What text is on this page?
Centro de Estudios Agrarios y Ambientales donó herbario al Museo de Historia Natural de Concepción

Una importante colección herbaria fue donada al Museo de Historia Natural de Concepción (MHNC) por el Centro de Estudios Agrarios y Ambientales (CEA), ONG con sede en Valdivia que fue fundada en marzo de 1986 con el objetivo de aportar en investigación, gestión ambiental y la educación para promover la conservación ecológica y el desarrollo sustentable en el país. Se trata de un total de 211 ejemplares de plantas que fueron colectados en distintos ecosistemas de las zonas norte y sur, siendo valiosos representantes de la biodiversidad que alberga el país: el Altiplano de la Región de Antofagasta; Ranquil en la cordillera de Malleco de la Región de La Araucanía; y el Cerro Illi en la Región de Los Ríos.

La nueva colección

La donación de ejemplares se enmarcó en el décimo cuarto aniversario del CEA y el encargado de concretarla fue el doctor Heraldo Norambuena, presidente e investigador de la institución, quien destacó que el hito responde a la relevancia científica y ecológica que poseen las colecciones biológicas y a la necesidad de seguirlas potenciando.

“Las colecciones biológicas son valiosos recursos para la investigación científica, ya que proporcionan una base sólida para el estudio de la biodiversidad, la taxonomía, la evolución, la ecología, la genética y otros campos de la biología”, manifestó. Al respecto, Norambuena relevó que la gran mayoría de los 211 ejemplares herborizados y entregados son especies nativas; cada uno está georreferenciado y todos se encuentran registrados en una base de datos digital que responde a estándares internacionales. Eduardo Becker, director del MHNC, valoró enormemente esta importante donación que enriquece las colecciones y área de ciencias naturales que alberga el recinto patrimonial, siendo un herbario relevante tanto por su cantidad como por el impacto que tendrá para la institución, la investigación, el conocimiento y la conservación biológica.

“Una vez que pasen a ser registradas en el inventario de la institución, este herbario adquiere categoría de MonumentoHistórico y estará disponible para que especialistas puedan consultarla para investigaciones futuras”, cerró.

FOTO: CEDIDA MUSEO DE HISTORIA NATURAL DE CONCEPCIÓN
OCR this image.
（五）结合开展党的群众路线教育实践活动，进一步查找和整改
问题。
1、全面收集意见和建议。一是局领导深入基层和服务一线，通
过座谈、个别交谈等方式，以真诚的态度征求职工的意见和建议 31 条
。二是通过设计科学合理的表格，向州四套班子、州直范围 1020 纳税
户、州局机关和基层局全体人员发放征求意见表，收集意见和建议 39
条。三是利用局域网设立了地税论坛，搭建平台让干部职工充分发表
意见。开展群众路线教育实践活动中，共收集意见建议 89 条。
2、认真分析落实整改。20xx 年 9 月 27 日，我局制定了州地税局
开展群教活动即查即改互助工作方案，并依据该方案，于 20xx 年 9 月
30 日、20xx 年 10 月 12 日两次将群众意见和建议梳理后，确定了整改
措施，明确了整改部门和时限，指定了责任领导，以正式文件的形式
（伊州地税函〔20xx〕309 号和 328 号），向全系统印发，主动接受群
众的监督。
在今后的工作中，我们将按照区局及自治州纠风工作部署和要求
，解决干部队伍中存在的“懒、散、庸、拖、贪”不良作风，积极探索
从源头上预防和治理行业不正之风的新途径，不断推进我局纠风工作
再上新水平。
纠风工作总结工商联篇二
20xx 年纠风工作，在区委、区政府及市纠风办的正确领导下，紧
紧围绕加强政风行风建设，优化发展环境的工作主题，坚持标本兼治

□ □ □ □ □ □ □

Extract all the material, leaving every line as it is.

* _REPLY_:
What text is on this page?
Centro de Estudios Agrarios y Ambientales donó herbario al Museo de Historia Natural de Concepción

Una importante colección herbaria fue donada al Museo de Historia Natural de Concepción (MHNC) por el Centro de Estudios Agrarios y Ambientales (CEA), ONG con sede en Valdivia que fue fundada en marzo de 1986 con el objetivo de aportar en investigación, gestión ambiental y la educación para promover la conservación ecológica y el desarrollo sustentable en el país. Se trata de un total de 211 ejemplares de plantas que fueron colectados en distintos ecosistemas de las zonas norte y sur, siendo valiosos representantes de la biodiversidad que alberga el país: el Altiplano de la Región de Antofagasta; Ranquil en la cordillera de Malleco de la Región de La Araucanía; y el Cerro Illi en la Región de Los Ríos.

La nueva colección

La donación de ejemplares se enmarcó en el décimo cuarto aniversario del CEA y el encargado de concretarla fue el doctor Heraldo Norambuena, presidente e investigador de la institución, quien destacó que el hito responde a la relevancia científica y ecológica que poseen las colecciones biológicas y a la necesidad de seguirlas potenciando.

“Las colecciones biológicas son valiosos recursos para la investigación científica, ya que proporcionan una base sólida para el estudio de la biodiversidad, la taxonomía, la evolución, la ecología, la genética y otros campos de la biología”, manifestó. Al respecto, Norambuena relevó que la gran mayoría de los 211 ejemplares herborizados y entregados son especies nativas; cada uno está georreferenciado y todos se encuentran registrados en una base de datos digital que responde a estándares internacionales. Eduardo Becker, director del MHNC, valoró enormemente esta importante donación que enriquece las colecciones y área de ciencias naturales que alberga el recinto patrimonial, siendo un herbario relevante tanto por su cantidad como por el impacto que tendrá para la institución, la investigación, el conocimiento y la conservación biológica.

“Una vez que pasen a ser registradas en el inventario de la institución, este herbario adquiere categoría de MonumentoHistórico y estará disponible para que especialistas puedan consultarla para investigaciones futuras”, cerró.

FOTO: CEDIDA MUSEO DE HISTORIA NATURAL DE CONCEPCIÓN
OCR this image.
（五）结合开展党的群众路线教育实践活动，进一步查找和整改
问题。
1、全面收集意见和建议。一是局领导深入基层和服务一线，通
过座谈、个别交谈等方式，以真诚的态度征求职工的意见和建议 31 条
。二是通过设计科学合理的表格，向州四套班子、州直范围 1020 纳税
户、州局机关和基层局全体人员发放征求意见表，收集意见和建议 39
条。三是利用局域网设立了地税论坛，搭建平台让干部职工充分发表
意见。开展群众路线教育实践活动中，共收集意见建议 89 条。
2、认真分析落实整改。20xx 年 9 月 27 日，我局制定了州地税局
开展群教活动即查即改互助工作方案，并依据该方案，于 20xx 年 9 月
30 日、20xx 年 10 月 12 日两次将群众意见和建议梳理后，确定了整改
措施，明确了整改部门和时限，指定了责任领导，以正式文件的形式
（伊州地税函〔20xx〕309 号和 328 号），向全系统印发，主动接受群
众的监督。
在今后的工作中，我们将按照区局及自治州纠风工作部署和要求
，解决干部队伍中存在的“懒、散、庸、拖、贪”不良作风，积极探索
从源头上预防和治理行业不正之风的新途径，不断推进我局纠风工作
再上新水平。
纠风工作总结工商联篇二
20xx 年纠风工作，在区委、区政府及市纠风办的正确领导下，紧
紧围绕加强政风行风建设，优化发展环境的工作主题，坚持标本兼治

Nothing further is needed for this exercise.